## INFORMATION SHOWN:

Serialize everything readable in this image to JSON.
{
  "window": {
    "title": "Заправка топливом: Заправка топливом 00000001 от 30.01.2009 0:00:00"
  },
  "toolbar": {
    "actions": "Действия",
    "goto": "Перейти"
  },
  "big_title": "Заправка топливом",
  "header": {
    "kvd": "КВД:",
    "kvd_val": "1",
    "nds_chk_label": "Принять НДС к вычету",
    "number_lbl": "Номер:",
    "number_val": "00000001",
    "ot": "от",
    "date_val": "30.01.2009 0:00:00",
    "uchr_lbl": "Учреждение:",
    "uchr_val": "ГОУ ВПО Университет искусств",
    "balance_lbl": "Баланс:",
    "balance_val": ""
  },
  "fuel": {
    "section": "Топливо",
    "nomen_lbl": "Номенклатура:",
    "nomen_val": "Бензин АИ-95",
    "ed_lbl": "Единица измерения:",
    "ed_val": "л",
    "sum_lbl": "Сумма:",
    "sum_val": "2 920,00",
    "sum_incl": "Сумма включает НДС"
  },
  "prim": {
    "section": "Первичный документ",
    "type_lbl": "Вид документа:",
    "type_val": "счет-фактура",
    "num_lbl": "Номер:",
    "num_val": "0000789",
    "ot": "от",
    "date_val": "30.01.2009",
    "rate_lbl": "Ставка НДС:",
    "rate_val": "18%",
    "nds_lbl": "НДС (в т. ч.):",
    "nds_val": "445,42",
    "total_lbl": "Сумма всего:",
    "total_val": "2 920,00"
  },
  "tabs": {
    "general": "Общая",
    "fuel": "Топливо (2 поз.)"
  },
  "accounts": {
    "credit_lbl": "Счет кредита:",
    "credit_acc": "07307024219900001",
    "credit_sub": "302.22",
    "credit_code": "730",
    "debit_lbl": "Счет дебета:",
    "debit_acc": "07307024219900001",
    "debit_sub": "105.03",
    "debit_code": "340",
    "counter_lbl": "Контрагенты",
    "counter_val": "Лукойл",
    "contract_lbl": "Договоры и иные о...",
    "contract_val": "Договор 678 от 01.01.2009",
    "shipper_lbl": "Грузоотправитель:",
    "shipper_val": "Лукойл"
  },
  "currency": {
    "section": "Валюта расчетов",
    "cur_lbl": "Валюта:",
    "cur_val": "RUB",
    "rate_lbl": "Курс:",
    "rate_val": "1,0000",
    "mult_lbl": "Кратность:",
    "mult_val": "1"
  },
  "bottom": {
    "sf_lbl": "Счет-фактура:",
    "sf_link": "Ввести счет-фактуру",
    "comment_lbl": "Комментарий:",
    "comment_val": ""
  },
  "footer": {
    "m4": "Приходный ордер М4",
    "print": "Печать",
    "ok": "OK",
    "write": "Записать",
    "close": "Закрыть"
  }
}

## WHAT THIS TASK INVOLVES:
Pull out every line containing "Лукойл".

## COMPLETE ANSWER:
    "counter_val": "Лукойл",
    "shipper_val": "Лукойл"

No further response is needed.